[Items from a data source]
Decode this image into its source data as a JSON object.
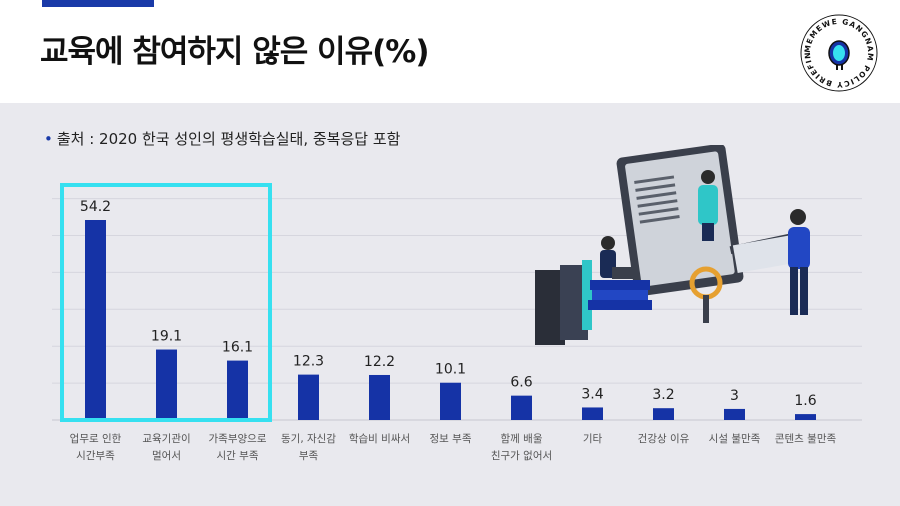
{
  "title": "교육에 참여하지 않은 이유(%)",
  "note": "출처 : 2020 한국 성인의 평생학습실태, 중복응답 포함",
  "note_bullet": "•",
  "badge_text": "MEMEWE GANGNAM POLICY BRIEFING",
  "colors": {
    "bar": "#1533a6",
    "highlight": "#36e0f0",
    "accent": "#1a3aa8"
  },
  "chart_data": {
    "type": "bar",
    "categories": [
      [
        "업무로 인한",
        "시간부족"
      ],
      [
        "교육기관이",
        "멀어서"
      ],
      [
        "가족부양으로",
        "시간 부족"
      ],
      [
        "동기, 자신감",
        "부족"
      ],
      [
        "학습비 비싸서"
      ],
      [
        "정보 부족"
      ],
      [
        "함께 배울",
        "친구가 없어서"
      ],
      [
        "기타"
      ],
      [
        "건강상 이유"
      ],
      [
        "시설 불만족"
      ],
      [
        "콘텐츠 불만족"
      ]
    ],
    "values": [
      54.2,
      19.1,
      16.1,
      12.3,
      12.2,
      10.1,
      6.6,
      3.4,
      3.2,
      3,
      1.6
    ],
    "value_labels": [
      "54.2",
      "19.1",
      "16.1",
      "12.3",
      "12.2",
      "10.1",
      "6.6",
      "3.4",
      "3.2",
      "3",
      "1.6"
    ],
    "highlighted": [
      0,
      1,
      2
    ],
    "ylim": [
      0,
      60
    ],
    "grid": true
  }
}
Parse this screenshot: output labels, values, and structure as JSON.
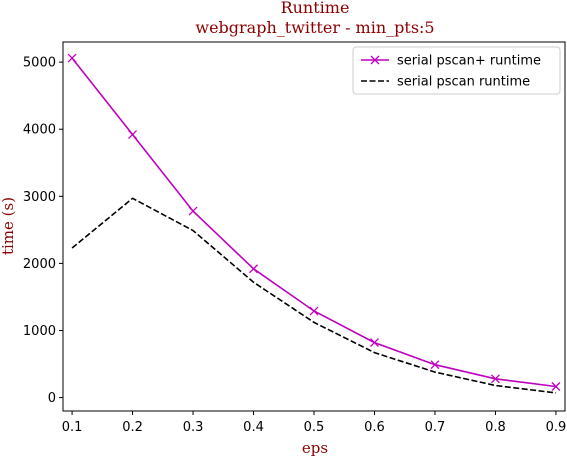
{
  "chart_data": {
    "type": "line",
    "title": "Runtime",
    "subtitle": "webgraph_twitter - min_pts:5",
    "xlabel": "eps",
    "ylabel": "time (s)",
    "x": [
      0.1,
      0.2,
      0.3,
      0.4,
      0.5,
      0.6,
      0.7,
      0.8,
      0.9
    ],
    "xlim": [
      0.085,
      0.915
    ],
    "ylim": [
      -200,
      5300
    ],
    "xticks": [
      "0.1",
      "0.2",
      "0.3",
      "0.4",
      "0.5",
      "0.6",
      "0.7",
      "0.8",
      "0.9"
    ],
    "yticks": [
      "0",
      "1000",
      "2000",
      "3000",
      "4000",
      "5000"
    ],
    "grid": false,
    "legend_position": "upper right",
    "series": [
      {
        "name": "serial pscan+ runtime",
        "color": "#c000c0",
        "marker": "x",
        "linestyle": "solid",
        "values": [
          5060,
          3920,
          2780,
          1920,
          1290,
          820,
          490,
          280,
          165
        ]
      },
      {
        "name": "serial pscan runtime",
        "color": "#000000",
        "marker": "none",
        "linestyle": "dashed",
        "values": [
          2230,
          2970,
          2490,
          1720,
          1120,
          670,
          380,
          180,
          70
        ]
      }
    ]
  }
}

SHORT TASK: Locate and copy each line in the data above that includes the word "JSON".

ANSWER FOR THE TASK:
Decode this image into its source data as a JSON object.
Parse this screenshot: output labels, values, and structure as JSON.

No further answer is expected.